= TASK DETAILS =
Copy every line of the listing that holds the string "sikkerhedsselerne".

[Some records]
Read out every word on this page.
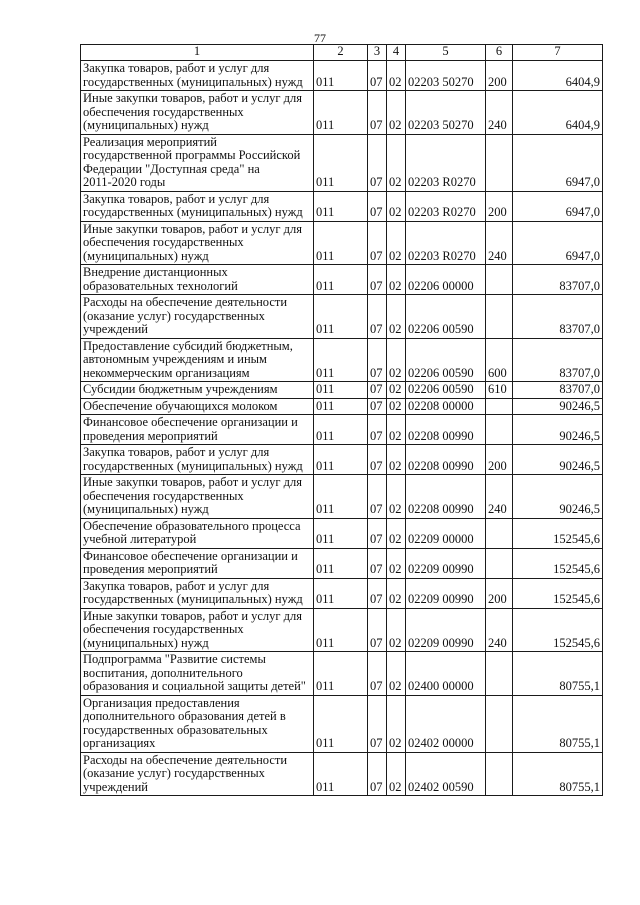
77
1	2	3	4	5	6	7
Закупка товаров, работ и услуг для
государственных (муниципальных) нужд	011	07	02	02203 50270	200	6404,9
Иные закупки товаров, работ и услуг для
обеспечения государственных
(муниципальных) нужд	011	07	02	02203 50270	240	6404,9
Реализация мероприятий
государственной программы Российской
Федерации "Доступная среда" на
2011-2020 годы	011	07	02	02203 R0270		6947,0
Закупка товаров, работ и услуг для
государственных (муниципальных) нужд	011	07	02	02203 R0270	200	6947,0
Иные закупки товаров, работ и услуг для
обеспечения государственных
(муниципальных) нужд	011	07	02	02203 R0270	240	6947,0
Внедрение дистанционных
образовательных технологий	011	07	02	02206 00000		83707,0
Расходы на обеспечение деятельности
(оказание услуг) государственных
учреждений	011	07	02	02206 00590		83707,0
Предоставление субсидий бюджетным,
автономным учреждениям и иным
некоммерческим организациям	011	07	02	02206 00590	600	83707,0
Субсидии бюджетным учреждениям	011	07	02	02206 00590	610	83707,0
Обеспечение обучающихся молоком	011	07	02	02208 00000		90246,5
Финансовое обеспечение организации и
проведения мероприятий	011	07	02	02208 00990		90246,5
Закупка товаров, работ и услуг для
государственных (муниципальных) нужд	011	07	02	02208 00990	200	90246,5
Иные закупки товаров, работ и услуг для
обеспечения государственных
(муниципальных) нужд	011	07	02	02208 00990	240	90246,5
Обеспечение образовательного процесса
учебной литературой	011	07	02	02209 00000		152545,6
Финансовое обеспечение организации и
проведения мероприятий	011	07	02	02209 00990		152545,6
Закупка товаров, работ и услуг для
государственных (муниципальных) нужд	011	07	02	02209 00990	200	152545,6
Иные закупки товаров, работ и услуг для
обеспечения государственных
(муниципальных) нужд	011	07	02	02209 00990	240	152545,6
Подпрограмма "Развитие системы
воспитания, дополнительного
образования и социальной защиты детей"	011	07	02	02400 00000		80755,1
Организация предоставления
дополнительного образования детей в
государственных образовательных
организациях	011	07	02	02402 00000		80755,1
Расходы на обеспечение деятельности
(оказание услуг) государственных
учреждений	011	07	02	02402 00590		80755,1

...

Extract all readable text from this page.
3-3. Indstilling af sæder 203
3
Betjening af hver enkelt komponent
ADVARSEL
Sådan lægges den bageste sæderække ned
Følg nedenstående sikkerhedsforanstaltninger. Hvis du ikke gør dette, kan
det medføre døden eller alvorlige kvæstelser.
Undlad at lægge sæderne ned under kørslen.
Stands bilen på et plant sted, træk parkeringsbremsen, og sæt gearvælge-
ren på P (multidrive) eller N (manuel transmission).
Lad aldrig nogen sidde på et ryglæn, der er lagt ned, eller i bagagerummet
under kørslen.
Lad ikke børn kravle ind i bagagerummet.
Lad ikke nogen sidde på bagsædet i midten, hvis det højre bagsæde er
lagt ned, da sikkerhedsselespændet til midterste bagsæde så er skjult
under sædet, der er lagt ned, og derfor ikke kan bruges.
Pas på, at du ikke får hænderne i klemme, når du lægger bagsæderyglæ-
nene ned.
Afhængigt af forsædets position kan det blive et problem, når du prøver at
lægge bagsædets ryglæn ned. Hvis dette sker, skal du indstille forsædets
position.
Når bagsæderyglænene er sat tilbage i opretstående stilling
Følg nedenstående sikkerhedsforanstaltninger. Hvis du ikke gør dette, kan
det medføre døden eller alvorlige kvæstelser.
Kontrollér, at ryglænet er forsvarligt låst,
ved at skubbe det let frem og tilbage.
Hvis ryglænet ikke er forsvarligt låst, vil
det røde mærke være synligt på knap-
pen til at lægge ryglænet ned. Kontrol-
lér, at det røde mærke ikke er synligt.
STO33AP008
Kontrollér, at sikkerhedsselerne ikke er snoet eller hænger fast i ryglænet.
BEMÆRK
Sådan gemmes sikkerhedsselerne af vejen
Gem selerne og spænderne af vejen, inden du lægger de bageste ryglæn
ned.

= RESULT =
Kontrollér, at sikkerhedsselerne ikke er snoet eller hænger fast i ryglænet.
Sådan gemmes sikkerhedsselerne af vejen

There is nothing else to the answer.